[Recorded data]
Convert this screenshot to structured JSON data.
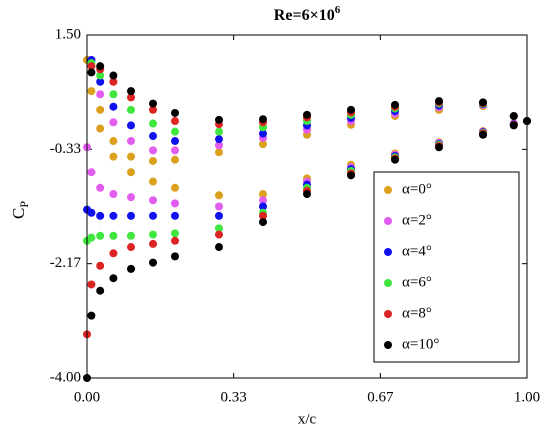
{
  "chart_data": {
    "type": "scatter",
    "title": "Re=6×10",
    "title_superscript": "6",
    "xlabel": "x/c",
    "ylabel": "C",
    "ylabel_subscript": "P",
    "x": [
      0,
      0.01,
      0.03,
      0.06,
      0.1,
      0.15,
      0.2,
      0.3,
      0.4,
      0.5,
      0.6,
      0.7,
      0.8,
      0.9,
      0.97,
      1.0,
      0.97,
      0.9,
      0.8,
      0.7,
      0.6,
      0.5,
      0.4,
      0.3,
      0.2,
      0.15,
      0.1,
      0.06,
      0.03,
      0.01
    ],
    "series": [
      {
        "name": "α=0°",
        "color": "#dba11c",
        "values": [
          1.1,
          0.6,
          0.0,
          -0.45,
          -0.7,
          -0.85,
          -0.95,
          -1.07,
          -1.05,
          -0.8,
          -0.58,
          -0.4,
          -0.22,
          -0.04,
          0.08,
          0.12,
          0.2,
          0.36,
          0.3,
          0.2,
          0.06,
          -0.1,
          -0.25,
          -0.38,
          -0.5,
          -0.52,
          -0.45,
          -0.2,
          0.3,
          1.0
        ]
      },
      {
        "name": "α=2°",
        "color": "#e35cf0",
        "values": [
          -0.3,
          -0.7,
          -0.95,
          -1.05,
          -1.1,
          -1.15,
          -1.2,
          -1.25,
          -1.15,
          -0.85,
          -0.62,
          -0.42,
          -0.23,
          -0.05,
          0.08,
          0.12,
          0.2,
          0.38,
          0.34,
          0.24,
          0.12,
          -0.02,
          -0.15,
          -0.27,
          -0.35,
          -0.35,
          -0.2,
          0.1,
          0.55,
          1.1
        ]
      },
      {
        "name": "α=4°",
        "color": "#1010f0",
        "values": [
          -1.3,
          -1.35,
          -1.4,
          -1.4,
          -1.4,
          -1.4,
          -1.4,
          -1.4,
          -1.25,
          -0.9,
          -0.65,
          -0.44,
          -0.25,
          -0.06,
          0.07,
          0.12,
          0.2,
          0.39,
          0.37,
          0.28,
          0.17,
          0.05,
          -0.08,
          -0.17,
          -0.2,
          -0.12,
          0.05,
          0.35,
          0.75,
          1.1
        ]
      },
      {
        "name": "α=6°",
        "color": "#3ee63e",
        "values": [
          -1.8,
          -1.75,
          -1.72,
          -1.72,
          -1.72,
          -1.7,
          -1.68,
          -1.6,
          -1.35,
          -0.95,
          -0.68,
          -0.46,
          -0.26,
          -0.07,
          0.06,
          0.12,
          0.2,
          0.4,
          0.4,
          0.32,
          0.22,
          0.12,
          0.02,
          -0.05,
          -0.05,
          0.08,
          0.3,
          0.55,
          0.85,
          1.05
        ]
      },
      {
        "name": "α=8°",
        "color": "#dc2424",
        "values": [
          -3.3,
          -2.5,
          -2.2,
          -2.0,
          -1.9,
          -1.85,
          -1.8,
          -1.7,
          -1.4,
          -1.0,
          -0.72,
          -0.48,
          -0.28,
          -0.08,
          0.06,
          0.12,
          0.2,
          0.41,
          0.42,
          0.35,
          0.26,
          0.18,
          0.1,
          0.07,
          0.12,
          0.3,
          0.5,
          0.75,
          0.95,
          1.0
        ]
      },
      {
        "name": "α=10°",
        "color": "#000000",
        "values": [
          -4.0,
          -3.0,
          -2.6,
          -2.4,
          -2.25,
          -2.15,
          -2.05,
          -1.9,
          -1.5,
          -1.05,
          -0.75,
          -0.5,
          -0.3,
          -0.1,
          0.05,
          0.12,
          0.2,
          0.42,
          0.44,
          0.38,
          0.3,
          0.22,
          0.15,
          0.14,
          0.25,
          0.4,
          0.6,
          0.85,
          1.0,
          0.9
        ]
      }
    ],
    "xlim": [
      0,
      1
    ],
    "xticks": [
      {
        "value": 0,
        "label": "0.00"
      },
      {
        "value": 0.3333,
        "label": "0.33"
      },
      {
        "value": 0.6667,
        "label": "0.67"
      },
      {
        "value": 1,
        "label": "1.00"
      }
    ],
    "ylim": [
      -4,
      1.5
    ],
    "yticks": [
      {
        "value": 1.5,
        "label": "1.50"
      },
      {
        "value": -0.3333,
        "label": "-0.33"
      },
      {
        "value": -2.1667,
        "label": "-2.17"
      },
      {
        "value": -4,
        "label": "-4.00"
      }
    ],
    "legend": "lower right"
  }
}
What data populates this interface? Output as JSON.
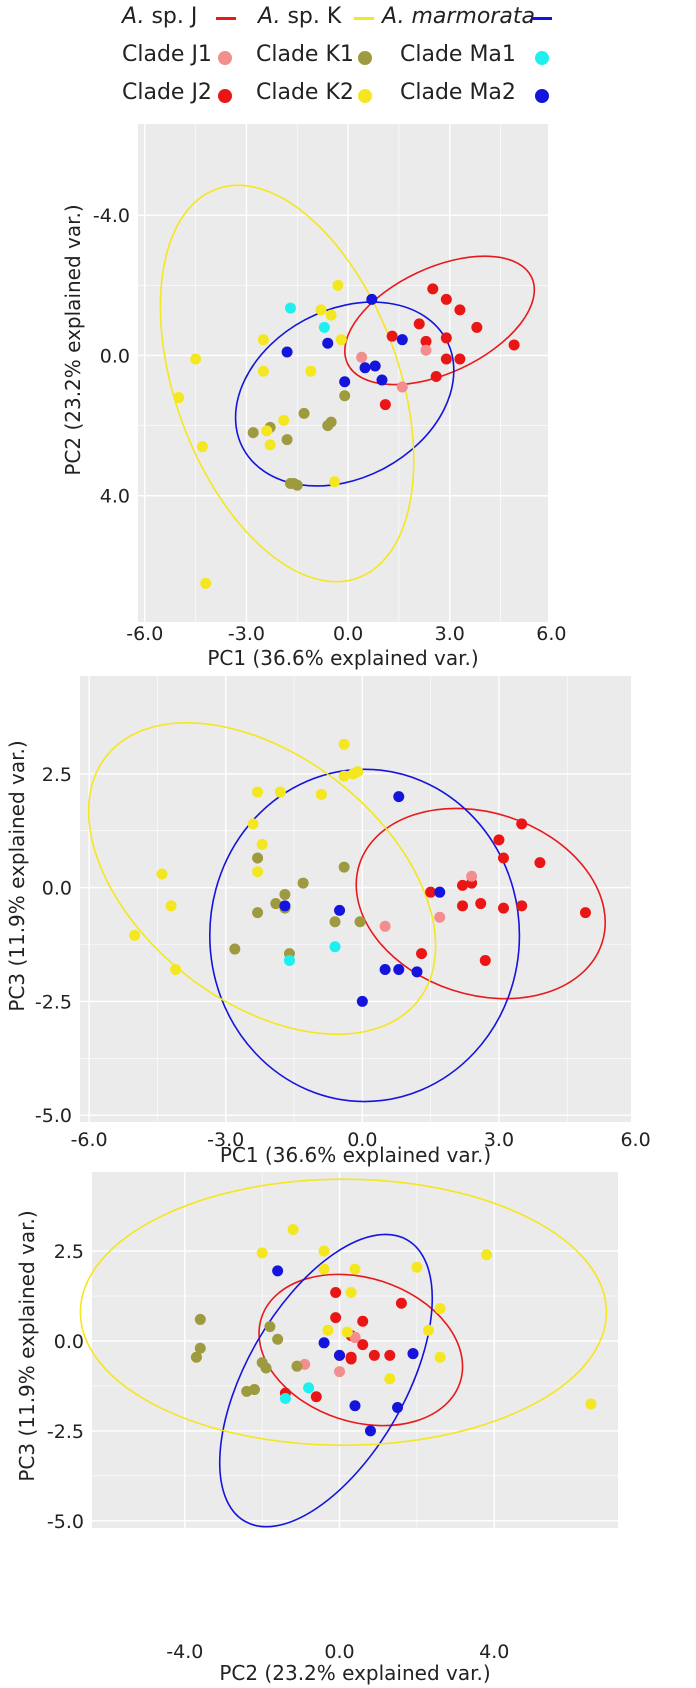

- _Direction_:
Copy out each line that contains the word "name".

- _Reply to the exercise_:
        "name": "α=0°",
        "name": "α=2°",
        "name": "α=4°",
        "name": "α=6°",
        "name": "α=8°",
        "name": "α=10°",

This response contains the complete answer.